(What to do):
Your task is to copy every line of the entries that contains "structured".

── Data rows

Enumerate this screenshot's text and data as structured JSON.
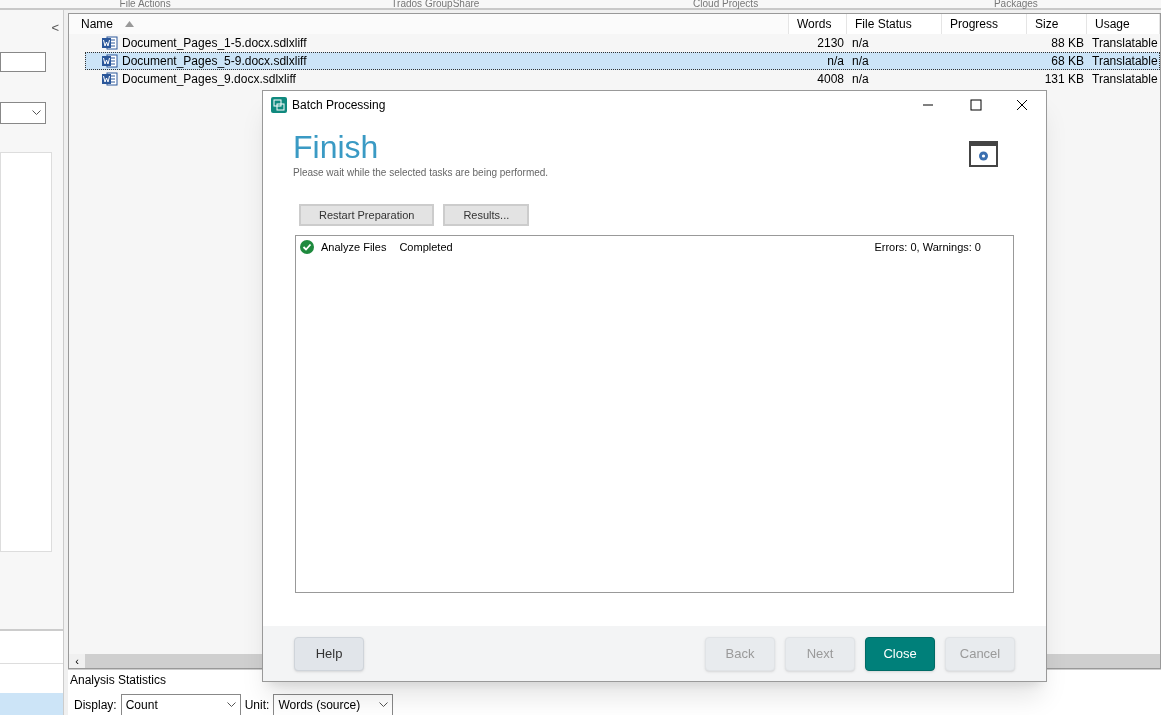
{
  "ribbon_groups": [
    "File Actions",
    "Trados GroupShare",
    "Cloud Projects",
    "Packages"
  ],
  "left_panel": {
    "collapse": "<"
  },
  "table": {
    "scroll_left": "‹",
    "columns": [
      {
        "label": "Name",
        "sorted": true
      },
      {
        "label": "Words",
        "sorted": false
      },
      {
        "label": "File Status",
        "sorted": false
      },
      {
        "label": "Progress",
        "sorted": false
      },
      {
        "label": "Size",
        "sorted": false
      },
      {
        "label": "Usage",
        "sorted": false
      }
    ],
    "rows": [
      {
        "name": "Document_Pages_1-5.docx.sdlxliff",
        "words": "2130",
        "file_status": "n/a",
        "size": "88 KB",
        "usage": "Translatable",
        "selected": false
      },
      {
        "name": "Document_Pages_5-9.docx.sdlxliff",
        "words": "n/a",
        "file_status": "n/a",
        "size": "68 KB",
        "usage": "Translatable",
        "selected": true
      },
      {
        "name": "Document_Pages_9.docx.sdlxliff",
        "words": "4008",
        "file_status": "n/a",
        "size": "131 KB",
        "usage": "Translatable",
        "selected": false
      }
    ]
  },
  "analysis": {
    "title": "Analysis Statistics",
    "display_label": "Display:",
    "display_value": "Count",
    "unit_label": "Unit:",
    "unit_value": "Words (source)"
  },
  "dialog": {
    "title": "Batch Processing",
    "heading": "Finish",
    "subtitle": "Please wait while the selected tasks are being performed.",
    "actions": [
      "Restart Preparation",
      "Results..."
    ],
    "tasks": [
      {
        "name": "Analyze Files",
        "status": "Completed",
        "summary": "Errors: 0, Warnings: 0",
        "done": true
      }
    ],
    "buttons": [
      {
        "label": "Help",
        "disabled": false,
        "primary": false
      },
      {
        "label": "Back",
        "disabled": true,
        "primary": false
      },
      {
        "label": "Next",
        "disabled": true,
        "primary": false
      },
      {
        "label": "Close",
        "disabled": false,
        "primary": true
      },
      {
        "label": "Cancel",
        "disabled": true,
        "primary": false
      }
    ]
  }
}
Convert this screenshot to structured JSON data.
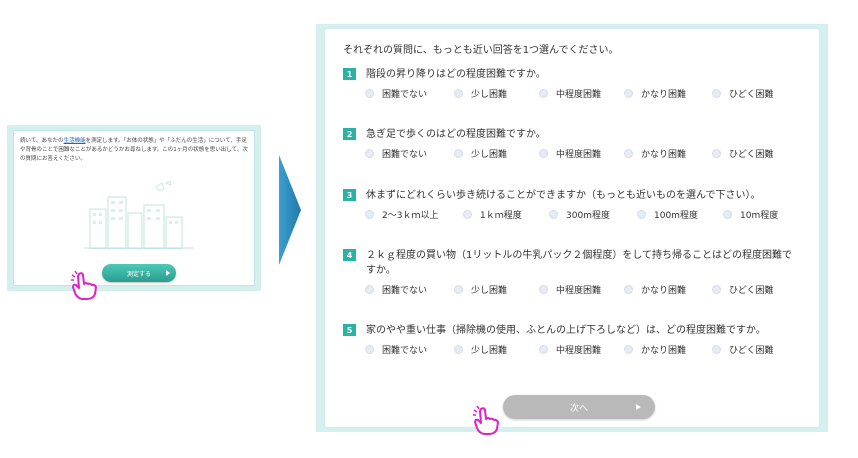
{
  "left": {
    "intro_before_link": "続いて、あなたの",
    "intro_link": "生活機能",
    "intro_after_link": "を測定します。「お体の状態」や「ふだんの生活」について、手足や背骨のことで困難なことがあるかどうかお尋ねします。この1ヶ月の状態を思い出して、次の質問にお答えください。",
    "measure_button_label": "測定する"
  },
  "right": {
    "instruction": "それぞれの質問に、もっとも近い回答を1つ選んでください。",
    "questions": [
      {
        "number": "1",
        "text": "階段の昇り降りはどの程度困難ですか。",
        "options": [
          "困難でない",
          "少し困難",
          "中程度困難",
          "かなり困難",
          "ひどく困難"
        ]
      },
      {
        "number": "2",
        "text": "急ぎ足で歩くのはどの程度困難ですか。",
        "options": [
          "困難でない",
          "少し困難",
          "中程度困難",
          "かなり困難",
          "ひどく困難"
        ]
      },
      {
        "number": "3",
        "text": "休まずにどれくらい歩き続けることができますか（もっとも近いものを選んで下さい）。",
        "options": [
          "2～3ｋｍ以上",
          "1ｋｍ程度",
          "300m程度",
          "100m程度",
          "10m程度"
        ]
      },
      {
        "number": "4",
        "text": "２ｋｇ程度の買い物（1リットルの牛乳パック２個程度）をして持ち帰ることはどの程度困難ですか。",
        "options": [
          "困難でない",
          "少し困難",
          "中程度困難",
          "かなり困難",
          "ひどく困難"
        ]
      },
      {
        "number": "5",
        "text": "家のやや重い仕事（掃除機の使用、ふとんの上げ下ろしなど）は、どの程度困難ですか。",
        "options": [
          "困難でない",
          "少し困難",
          "中程度困難",
          "かなり困難",
          "ひどく困難"
        ]
      }
    ],
    "next_button_label": "次へ"
  },
  "colors": {
    "panel_bg": "#d4f0ee",
    "accent_teal": "#2ab3a3",
    "next_button": "#b9b9b9",
    "pointer_magenta": "#e020c8",
    "arrow_blue": "#2f8fc0"
  },
  "icons": [
    "city-illustration-icon",
    "pointing-hand-icon",
    "chevron-right-arrow-icon",
    "play-arrow-icon"
  ]
}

────

(Worked solution):
Enumerate this screenshot's text and data as structured JSON.
Convert this screenshot to structured JSON data.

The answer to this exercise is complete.